[Work required]: The records that follow need to be output exactly as they are.

[Items from a data source]

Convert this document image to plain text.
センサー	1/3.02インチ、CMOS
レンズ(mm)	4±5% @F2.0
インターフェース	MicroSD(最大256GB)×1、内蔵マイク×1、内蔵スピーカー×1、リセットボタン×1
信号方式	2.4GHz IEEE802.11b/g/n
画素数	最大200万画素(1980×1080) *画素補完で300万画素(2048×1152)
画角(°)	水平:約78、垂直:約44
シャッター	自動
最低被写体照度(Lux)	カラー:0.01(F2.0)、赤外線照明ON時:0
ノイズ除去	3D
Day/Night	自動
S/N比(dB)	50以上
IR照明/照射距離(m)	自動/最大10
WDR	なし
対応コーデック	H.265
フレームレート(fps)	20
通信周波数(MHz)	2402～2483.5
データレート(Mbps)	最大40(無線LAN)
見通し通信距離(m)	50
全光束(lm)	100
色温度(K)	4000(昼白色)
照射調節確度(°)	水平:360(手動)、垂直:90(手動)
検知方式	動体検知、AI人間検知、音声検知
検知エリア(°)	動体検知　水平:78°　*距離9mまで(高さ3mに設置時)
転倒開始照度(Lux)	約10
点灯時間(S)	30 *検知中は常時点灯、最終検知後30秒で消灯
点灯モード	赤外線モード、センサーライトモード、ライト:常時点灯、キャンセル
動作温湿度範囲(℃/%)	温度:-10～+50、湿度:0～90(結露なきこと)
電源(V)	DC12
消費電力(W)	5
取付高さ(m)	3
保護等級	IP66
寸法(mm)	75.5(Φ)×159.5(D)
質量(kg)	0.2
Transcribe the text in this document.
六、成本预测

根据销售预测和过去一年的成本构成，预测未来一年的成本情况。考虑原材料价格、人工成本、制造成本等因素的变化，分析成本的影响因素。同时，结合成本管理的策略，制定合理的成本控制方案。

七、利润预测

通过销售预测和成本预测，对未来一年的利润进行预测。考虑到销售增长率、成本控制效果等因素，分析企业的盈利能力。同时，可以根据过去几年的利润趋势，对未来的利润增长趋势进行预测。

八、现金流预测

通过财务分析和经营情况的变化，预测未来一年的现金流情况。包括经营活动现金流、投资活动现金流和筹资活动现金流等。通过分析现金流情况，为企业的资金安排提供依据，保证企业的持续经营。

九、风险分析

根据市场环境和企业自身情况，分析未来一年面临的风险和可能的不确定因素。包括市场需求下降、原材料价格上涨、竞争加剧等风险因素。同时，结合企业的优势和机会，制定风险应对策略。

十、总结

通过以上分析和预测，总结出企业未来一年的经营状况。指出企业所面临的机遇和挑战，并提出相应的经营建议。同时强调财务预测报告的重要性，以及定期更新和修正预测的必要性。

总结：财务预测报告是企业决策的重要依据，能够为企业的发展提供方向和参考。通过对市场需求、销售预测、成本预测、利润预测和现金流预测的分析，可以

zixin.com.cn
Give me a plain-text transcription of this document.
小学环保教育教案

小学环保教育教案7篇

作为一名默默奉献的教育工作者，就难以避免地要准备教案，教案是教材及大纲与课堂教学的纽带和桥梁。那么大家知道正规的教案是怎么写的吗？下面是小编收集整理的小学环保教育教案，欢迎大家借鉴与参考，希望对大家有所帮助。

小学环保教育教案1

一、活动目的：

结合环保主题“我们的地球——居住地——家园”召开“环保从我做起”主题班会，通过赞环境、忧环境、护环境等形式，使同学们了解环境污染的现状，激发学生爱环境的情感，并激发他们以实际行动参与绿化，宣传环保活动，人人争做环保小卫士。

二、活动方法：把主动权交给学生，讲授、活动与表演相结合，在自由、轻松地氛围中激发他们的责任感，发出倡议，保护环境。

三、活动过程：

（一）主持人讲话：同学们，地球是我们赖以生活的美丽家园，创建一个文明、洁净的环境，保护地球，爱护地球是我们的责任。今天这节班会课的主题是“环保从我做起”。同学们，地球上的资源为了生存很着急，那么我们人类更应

[Solution to this problem]:
Convert this document image to plain text.
センサー	1/3.02インチ、CMOS
レンズ(mm)	4±5% @F2.0
インターフェース	MicroSD(最大256GB)×1、内蔵マイク×1、内蔵スピーカー×1、リセットボタン×1
信号方式	2.4GHz IEEE802.11b/g/n
画素数	最大200万画素(1980×1080) *画素補完で300万画素(2048×1152)
画角(°)	水平:約78、垂直:約44
シャッター	自動
最低被写体照度(Lux)	カラー:0.01(F2.0)、赤外線照明ON時:0
ノイズ除去	3D
Day/Night	自動
S/N比(dB)	50以上
IR照明/照射距離(m)	自動/最大10
WDR	なし
対応コーデック	H.265
フレームレート(fps)	20
通信周波数(MHz)	2402～2483.5
データレート(Mbps)	最大40(無線LAN)
見通し通信距離(m)	50
全光束(lm)	100
色温度(K)	4000(昼白色)
照射調節確度(°)	水平:360(手動)、垂直:90(手動)
検知方式	動体検知、AI人間検知、音声検知
検知エリア(°)	動体検知　水平:78°　*距離9mまで(高さ3mに設置時)
転倒開始照度(Lux)	約10
点灯時間(S)	30 *検知中は常時点灯、最終検知後30秒で消灯
点灯モード	赤外線モード、センサーライトモード、ライト:常時点灯、キャンセル
動作温湿度範囲(℃/%)	温度:-10～+50、湿度:0～90(結露なきこと)
電源(V)	DC12
消費電力(W)	5
取付高さ(m)	3
保護等級	IP66
寸法(mm)	75.5(Φ)×159.5(D)
質量(kg)	0.2
Transcribe the text in this document.
六、成本预测

根据销售预测和过去一年的成本构成，预测未来一年的成本情况。考虑原材料价格、人工成本、制造成本等因素的变化，分析成本的影响因素。同时，结合成本管理的策略，制定合理的成本控制方案。

七、利润预测

通过销售预测和成本预测，对未来一年的利润进行预测。考虑到销售增长率、成本控制效果等因素，分析企业的盈利能力。同时，可以根据过去几年的利润趋势，对未来的利润增长趋势进行预测。

八、现金流预测

通过财务分析和经营情况的变化，预测未来一年的现金流情况。包括经营活动现金流、投资活动现金流和筹资活动现金流等。通过分析现金流情况，为企业的资金安排提供依据，保证企业的持续经营。

九、风险分析

根据市场环境和企业自身情况，分析未来一年面临的风险和可能的不确定因素。包括市场需求下降、原材料价格上涨、竞争加剧等风险因素。同时，结合企业的优势和机会，制定风险应对策略。

十、总结

通过以上分析和预测，总结出企业未来一年的经营状况。指出企业所面临的机遇和挑战，并提出相应的经营建议。同时强调财务预测报告的重要性，以及定期更新和修正预测的必要性。

总结：财务预测报告是企业决策的重要依据，能够为企业的发展提供方向和参考。通过对市场需求、销售预测、成本预测、利润预测和现金流预测的分析，可以

zixin.com.cn
Give me a plain-text transcription of this document.
小学环保教育教案

小学环保教育教案7篇

作为一名默默奉献的教育工作者，就难以避免地要准备教案，教案是教材及大纲与课堂教学的纽带和桥梁。那么大家知道正规的教案是怎么写的吗？下面是小编收集整理的小学环保教育教案，欢迎大家借鉴与参考，希望对大家有所帮助。

小学环保教育教案1

一、活动目的：

结合环保主题“我们的地球——居住地——家园”召开“环保从我做起”主题班会，通过赞环境、忧环境、护环境等形式，使同学们了解环境污染的现状，激发学生爱环境的情感，并激发他们以实际行动参与绿化，宣传环保活动，人人争做环保小卫士。

二、活动方法：把主动权交给学生，讲授、活动与表演相结合，在自由、轻松地氛围中激发他们的责任感，发出倡议，保护环境。

三、活动过程：

（一）主持人讲话：同学们，地球是我们赖以生活的美丽家园，创建一个文明、洁净的环境，保护地球，爱护地球是我们的责任。今天这节班会课的主题是“环保从我做起”。同学们，地球上的资源为了生存很着急，那么我们人类更应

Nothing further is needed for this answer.